» **TASK TO CARRY OUT**: Transcribe the records below exactly as they appear, omitting any pictures.
--
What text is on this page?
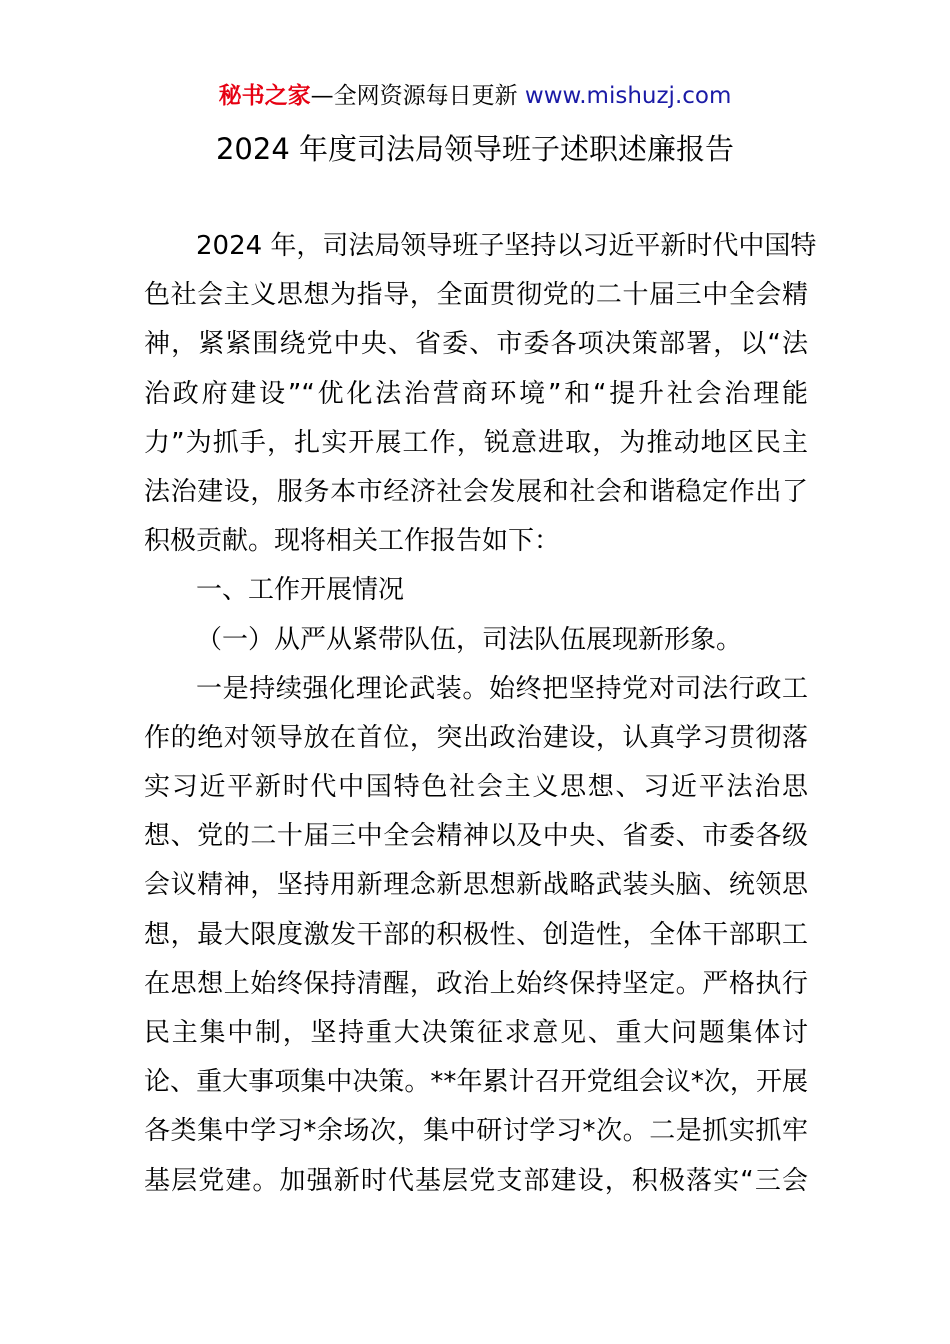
秘书之家—全网资源每日更新 www.mishuzj.com
2024 年度司法局领导班子述职述廉报告
2024 年，司法局领导班子坚持以习近平新时代中国特
色社会主义思想为指导，全面贯彻党的二十届三中全会精
神，紧紧围绕党中央、省委、市委各项决策部署，以“法
治政府建设”“优化法治营商环境”和“提升社会治理能
力”为抓手，扎实开展工作，锐意进取，为推动地区民主
法治建设，服务本市经济社会发展和社会和谐稳定作出了
积极贡献。现将相关工作报告如下：
一、工作开展情况
（一）从严从紧带队伍，司法队伍展现新形象。
一是持续强化理论武装。始终把坚持党对司法行政工
作的绝对领导放在首位，突出政治建设，认真学习贯彻落
实习近平新时代中国特色社会主义思想、习近平法治思
想、党的二十届三中全会精神以及中央、省委、市委各级
会议精神，坚持用新理念新思想新战略武装头脑、统领思
想，最大限度激发干部的积极性、创造性，全体干部职工
在思想上始终保持清醒，政治上始终保持坚定。严格执行
民主集中制，坚持重大决策征求意见、重大问题集体讨
论、重大事项集中决策。**年累计召开党组会议*次，开展
各类集中学习*余场次，集中研讨学习*次。二是抓实抓牢
基层党建。加强新时代基层党支部建设，积极落实“三会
--
» **EXERCISE RESPONSE**:
What text is on this page?
秘书之家—全网资源每日更新 www.mishuzj.com
2024 年度司法局领导班子述职述廉报告
2024 年，司法局领导班子坚持以习近平新时代中国特
色社会主义思想为指导，全面贯彻党的二十届三中全会精
神，紧紧围绕党中央、省委、市委各项决策部署，以“法
治政府建设”“优化法治营商环境”和“提升社会治理能
力”为抓手，扎实开展工作，锐意进取，为推动地区民主
法治建设，服务本市经济社会发展和社会和谐稳定作出了
积极贡献。现将相关工作报告如下：
一、工作开展情况
（一）从严从紧带队伍，司法队伍展现新形象。
一是持续强化理论武装。始终把坚持党对司法行政工
作的绝对领导放在首位，突出政治建设，认真学习贯彻落
实习近平新时代中国特色社会主义思想、习近平法治思
想、党的二十届三中全会精神以及中央、省委、市委各级
会议精神，坚持用新理念新思想新战略武装头脑、统领思
想，最大限度激发干部的积极性、创造性，全体干部职工
在思想上始终保持清醒，政治上始终保持坚定。严格执行
民主集中制，坚持重大决策征求意见、重大问题集体讨
论、重大事项集中决策。**年累计召开党组会议*次，开展
各类集中学习*余场次，集中研讨学习*次。二是抓实抓牢
基层党建。加强新时代基层党支部建设，积极落实“三会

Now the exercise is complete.